Short task:
In the entries below, find every line with "Medical" and copy it.

-- Start The data --

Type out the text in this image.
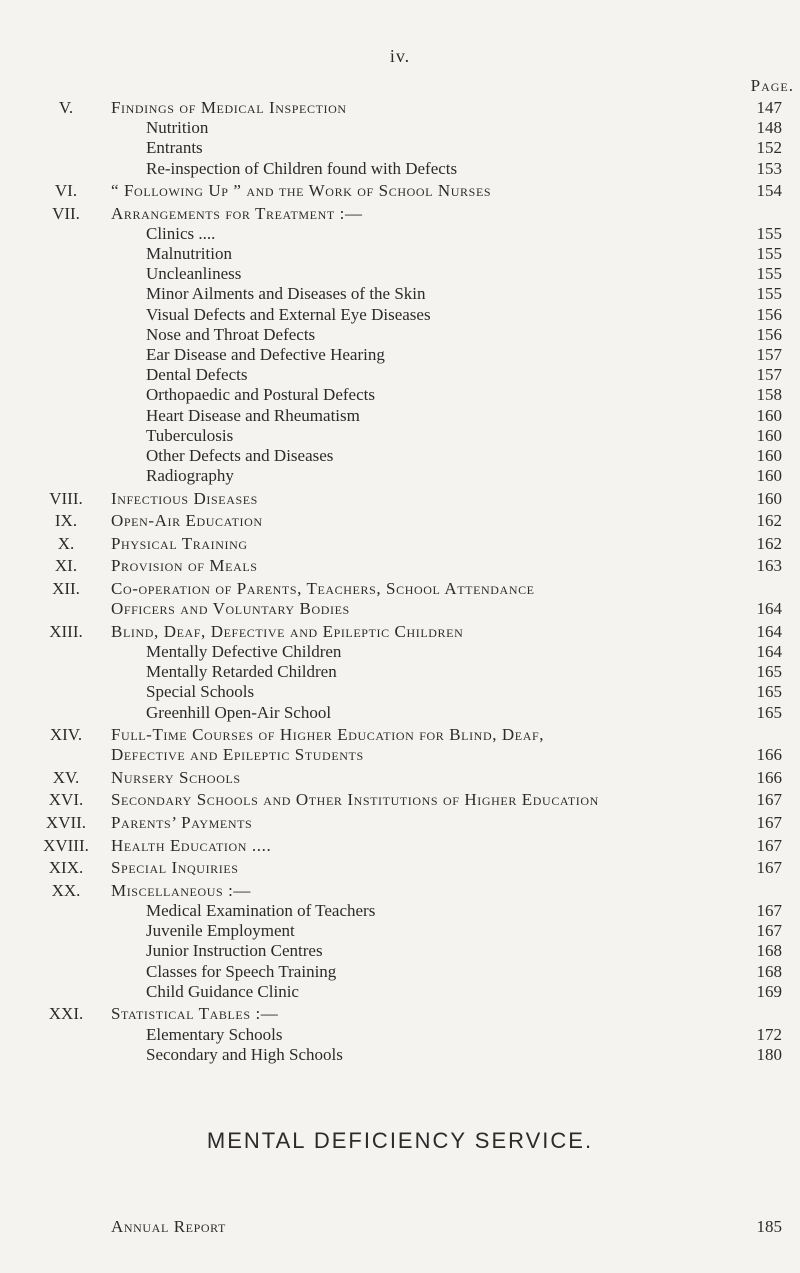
iv.
Page.
V.	Findings of Medical Inspection	147
Nutrition	148
Entrants	152
Re-inspection of Children found with Defects	153
VI.	“ Following Up ” and the Work of School Nurses	154
VII.	Arrangements for Treatment :—
Clinics ....	155
Malnutrition	155
Uncleanliness	155
Minor Ailments and Diseases of the Skin	155
Visual Defects and External Eye Diseases	156
Nose and Throat Defects	156
Ear Disease and Defective Hearing	157
Dental Defects	157
Orthopaedic and Postural Defects	158
Heart Disease and Rheumatism	160
Tuberculosis	160
Other Defects and Diseases	160
Radiography	160
VIII.	Infectious Diseases	160
IX.	Open-Air Education	162
X.	Physical Training	162
XI.	Provision of Meals	163
XII.	Co-operation of Parents, Teachers, School Attendance
Officers and Voluntary Bodies	164
XIII.	Blind, Deaf, Defective and Epileptic Children	164
Mentally Defective Children	164
Mentally Retarded Children	165
Special Schools	165
Greenhill Open-Air School	165
XIV.	Full-Time Courses of Higher Education for Blind, Deaf,
Defective and Epileptic Students	166
XV.	Nursery Schools	166
XVI.	Secondary Schools and Other Institutions of Higher Education	167
XVII.	Parents’ Payments	167
XVIII.	Health Education ....	167
XIX.	Special Inquiries	167
XX.	Miscellaneous :—
Medical Examination of Teachers	167
Juvenile Employment	167
Junior Instruction Centres	168
Classes for Speech Training	168
Child Guidance Clinic	169
XXI.	Statistical Tables :—
Elementary Schools	172
Secondary and High Schools	180
MENTAL DEFICIENCY SERVICE.
Annual Report	185
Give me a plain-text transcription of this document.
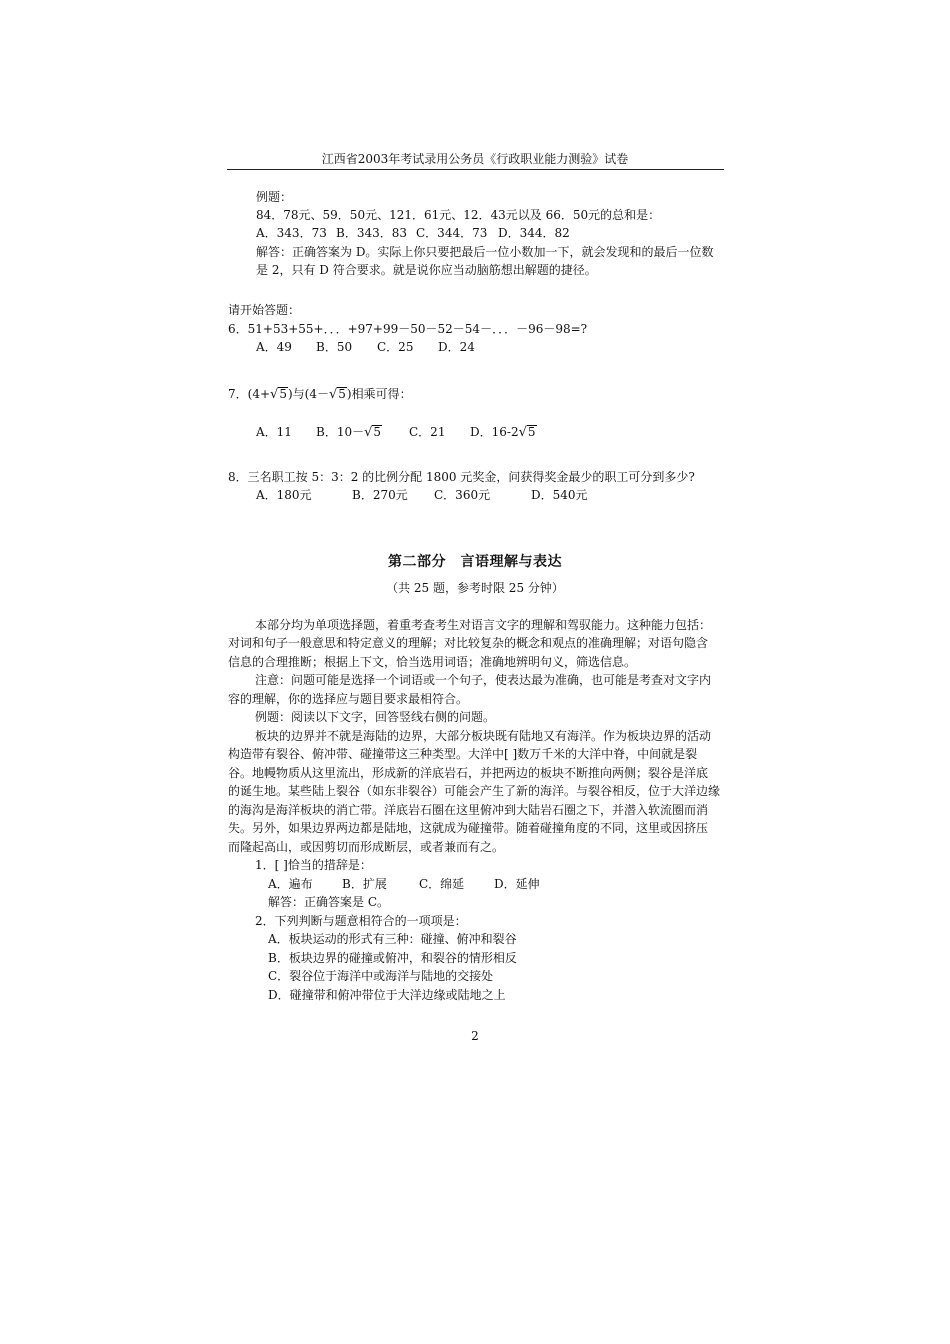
江西省2003年考试录用公务员《行政职业能力测验》试卷
例题：
84．78元、59．50元、121．61元、12．43元以及 66．50元的总和是：
A．343．73 B．343．83 C．344．73 D．344．82
解答：正确答案为 D。实际上你只要把最后一位小数加一下，就会发现和的最后一位数
是 2，只有 D 符合要求。就是说你应当动脑筋想出解题的捷径。
请开始答题：
6．51+53+55+．．．+97+99－50－52－54－．．．－96－98=?
A．49 B．50 C．25 D．24
7．(4+√5)与(4－√5)相乘可得：
A．11 B．10－√5 C．21 D．16-2√5
8．三名职工按 5：3：2 的比例分配 1800 元奖金，问获得奖金最少的职工可分到多少?
A．180元	B．270元 C．360元	D．540元
第二部分　言语理解与表达
（共 25 题，参考时限 25 分钟）
本部分均为单项选择题，着重考查考生对语言文字的理解和驾驭能力。这种能力包括：
对词和句子一般意思和特定意义的理解；对比较复杂的概念和观点的准确理解；对语句隐含
信息的合理推断；根据上下文，恰当选用词语；准确地辨明句义，筛选信息。
注意：问题可能是选择一个词语或一个句子，使表达最为准确，也可能是考查对文字内
容的理解，你的选择应与题目要求最相符合。
例题：阅读以下文字，回答竖线右侧的问题。
板块的边界并不就是海陆的边界，大部分板块既有陆地又有海洋。作为板块边界的活动
构造带有裂谷、俯冲带、碰撞带这三种类型。大洋中[ ]数万千米的大洋中脊，中间就是裂
谷。地幔物质从这里流出，形成新的洋底岩石，并把两边的板块不断推向两侧；裂谷是洋底
的诞生地。某些陆上裂谷（如东非裂谷）可能会产生了新的海洋。与裂谷相反，位于大洋边缘
的海沟是海洋板块的消亡带。洋底岩石圈在这里俯冲到大陆岩石圈之下，并潜入软流圈而消
失。另外，如果边界两边都是陆地，这就成为碰撞带。随着碰撞角度的不同，这里或因挤压
而隆起高山，或因剪切而形成断层，或者兼而有之。
1．[ ]恰当的措辞是：
A．遍布 B．扩展	C．绵延 D．延伸
解答：正确答案是 C。
2．下列判断与题意相符合的一项项是：
A．板块运动的形式有三种：碰撞、俯冲和裂谷
B．板块边界的碰撞或俯冲，和裂谷的情形相反
C．裂谷位于海洋中或海洋与陆地的交接处
D．碰撞带和俯冲带位于大洋边缘或陆地之上
2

-- End The data --

Right answer:
V.	Findings of Medical Inspection	147
Medical Examination of Teachers	167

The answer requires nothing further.